## Stated task
Go through the listing beneath this task and return every line that carries the string "Spie".

## Records provided
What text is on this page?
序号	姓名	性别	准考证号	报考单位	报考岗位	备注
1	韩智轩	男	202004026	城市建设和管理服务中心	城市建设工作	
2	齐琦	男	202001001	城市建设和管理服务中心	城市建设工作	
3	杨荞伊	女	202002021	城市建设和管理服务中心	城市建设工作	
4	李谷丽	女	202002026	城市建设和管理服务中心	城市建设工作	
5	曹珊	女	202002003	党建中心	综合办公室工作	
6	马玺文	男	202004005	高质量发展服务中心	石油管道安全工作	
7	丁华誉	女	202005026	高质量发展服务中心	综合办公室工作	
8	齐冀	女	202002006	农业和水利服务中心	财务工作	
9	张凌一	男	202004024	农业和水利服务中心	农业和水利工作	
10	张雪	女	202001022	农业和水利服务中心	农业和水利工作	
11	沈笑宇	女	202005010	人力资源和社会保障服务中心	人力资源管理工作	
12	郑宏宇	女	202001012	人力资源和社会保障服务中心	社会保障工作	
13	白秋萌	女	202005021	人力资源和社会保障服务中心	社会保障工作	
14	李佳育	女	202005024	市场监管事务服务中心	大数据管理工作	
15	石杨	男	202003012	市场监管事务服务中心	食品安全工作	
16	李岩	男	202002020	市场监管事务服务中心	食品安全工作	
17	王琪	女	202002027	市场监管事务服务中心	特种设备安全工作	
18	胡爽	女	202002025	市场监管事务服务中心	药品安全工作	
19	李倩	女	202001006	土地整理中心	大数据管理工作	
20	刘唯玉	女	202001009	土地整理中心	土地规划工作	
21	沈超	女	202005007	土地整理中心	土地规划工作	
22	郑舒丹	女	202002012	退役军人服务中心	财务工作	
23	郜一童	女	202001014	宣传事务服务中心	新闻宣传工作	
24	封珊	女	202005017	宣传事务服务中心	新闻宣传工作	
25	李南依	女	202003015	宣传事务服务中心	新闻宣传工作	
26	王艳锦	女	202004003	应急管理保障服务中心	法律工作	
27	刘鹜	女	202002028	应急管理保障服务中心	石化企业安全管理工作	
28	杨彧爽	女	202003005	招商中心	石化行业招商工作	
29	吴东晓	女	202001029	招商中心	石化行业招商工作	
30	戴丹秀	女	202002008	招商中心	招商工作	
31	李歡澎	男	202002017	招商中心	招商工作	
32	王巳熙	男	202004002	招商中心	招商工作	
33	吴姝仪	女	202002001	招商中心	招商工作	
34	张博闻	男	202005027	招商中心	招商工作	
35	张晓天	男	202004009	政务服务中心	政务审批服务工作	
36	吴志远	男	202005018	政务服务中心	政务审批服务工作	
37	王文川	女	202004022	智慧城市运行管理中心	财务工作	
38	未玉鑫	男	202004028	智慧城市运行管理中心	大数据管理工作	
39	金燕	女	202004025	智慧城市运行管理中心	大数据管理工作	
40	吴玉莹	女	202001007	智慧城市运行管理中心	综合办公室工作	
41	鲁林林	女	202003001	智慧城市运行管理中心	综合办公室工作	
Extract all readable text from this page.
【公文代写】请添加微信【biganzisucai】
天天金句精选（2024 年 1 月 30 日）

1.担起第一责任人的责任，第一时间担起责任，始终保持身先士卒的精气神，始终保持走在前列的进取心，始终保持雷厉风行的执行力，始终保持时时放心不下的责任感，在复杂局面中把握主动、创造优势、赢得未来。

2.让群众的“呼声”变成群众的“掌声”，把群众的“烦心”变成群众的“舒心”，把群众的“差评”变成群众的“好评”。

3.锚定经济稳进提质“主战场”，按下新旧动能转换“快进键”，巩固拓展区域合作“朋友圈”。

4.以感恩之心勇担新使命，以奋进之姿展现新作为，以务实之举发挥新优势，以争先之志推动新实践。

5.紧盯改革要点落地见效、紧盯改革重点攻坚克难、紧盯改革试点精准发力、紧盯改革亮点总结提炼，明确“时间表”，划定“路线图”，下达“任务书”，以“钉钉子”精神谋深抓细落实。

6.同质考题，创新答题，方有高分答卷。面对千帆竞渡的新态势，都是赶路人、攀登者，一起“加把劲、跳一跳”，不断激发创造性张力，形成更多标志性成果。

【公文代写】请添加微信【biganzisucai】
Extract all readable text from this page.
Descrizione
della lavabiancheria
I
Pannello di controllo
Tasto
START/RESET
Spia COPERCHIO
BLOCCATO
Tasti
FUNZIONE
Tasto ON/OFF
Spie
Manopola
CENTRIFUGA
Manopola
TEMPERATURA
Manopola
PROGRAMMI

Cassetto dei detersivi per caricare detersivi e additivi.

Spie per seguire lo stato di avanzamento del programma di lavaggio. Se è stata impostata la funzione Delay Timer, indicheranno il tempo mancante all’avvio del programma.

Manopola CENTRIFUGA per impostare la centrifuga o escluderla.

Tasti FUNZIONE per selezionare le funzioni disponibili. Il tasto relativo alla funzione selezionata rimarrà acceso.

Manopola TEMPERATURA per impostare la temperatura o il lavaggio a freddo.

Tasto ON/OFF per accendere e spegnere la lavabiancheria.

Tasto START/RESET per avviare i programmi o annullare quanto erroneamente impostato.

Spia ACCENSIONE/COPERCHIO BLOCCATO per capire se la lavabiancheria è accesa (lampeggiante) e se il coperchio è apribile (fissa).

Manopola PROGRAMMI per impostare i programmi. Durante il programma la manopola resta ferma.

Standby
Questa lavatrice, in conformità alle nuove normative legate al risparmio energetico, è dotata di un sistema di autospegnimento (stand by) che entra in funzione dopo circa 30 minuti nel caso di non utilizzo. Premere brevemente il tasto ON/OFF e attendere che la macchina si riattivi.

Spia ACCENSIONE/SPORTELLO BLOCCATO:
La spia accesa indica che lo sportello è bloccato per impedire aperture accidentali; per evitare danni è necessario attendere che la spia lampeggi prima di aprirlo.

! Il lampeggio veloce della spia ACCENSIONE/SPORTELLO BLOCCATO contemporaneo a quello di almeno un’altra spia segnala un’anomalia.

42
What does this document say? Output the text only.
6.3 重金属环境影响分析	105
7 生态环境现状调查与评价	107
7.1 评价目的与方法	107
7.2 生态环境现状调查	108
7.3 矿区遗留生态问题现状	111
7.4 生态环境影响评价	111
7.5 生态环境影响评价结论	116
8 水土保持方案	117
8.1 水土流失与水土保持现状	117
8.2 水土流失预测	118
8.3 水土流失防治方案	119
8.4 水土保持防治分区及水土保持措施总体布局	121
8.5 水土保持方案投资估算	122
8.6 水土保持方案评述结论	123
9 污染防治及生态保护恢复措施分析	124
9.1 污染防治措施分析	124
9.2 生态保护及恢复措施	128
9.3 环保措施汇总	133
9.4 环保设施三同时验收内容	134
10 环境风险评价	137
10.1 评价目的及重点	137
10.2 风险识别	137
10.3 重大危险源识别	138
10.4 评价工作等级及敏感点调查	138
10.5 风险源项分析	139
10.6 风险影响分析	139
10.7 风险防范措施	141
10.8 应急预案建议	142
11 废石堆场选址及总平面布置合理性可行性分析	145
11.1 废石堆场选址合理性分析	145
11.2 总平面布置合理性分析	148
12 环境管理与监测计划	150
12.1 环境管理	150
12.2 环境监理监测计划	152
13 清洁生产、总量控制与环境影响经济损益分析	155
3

## Response to this exercise
Spie
Spie per seguire lo stato di avanzamento del programma di lavaggio. Se è stata impostata la funzione Delay Timer, indicheranno il tempo mancante all’avvio del programma.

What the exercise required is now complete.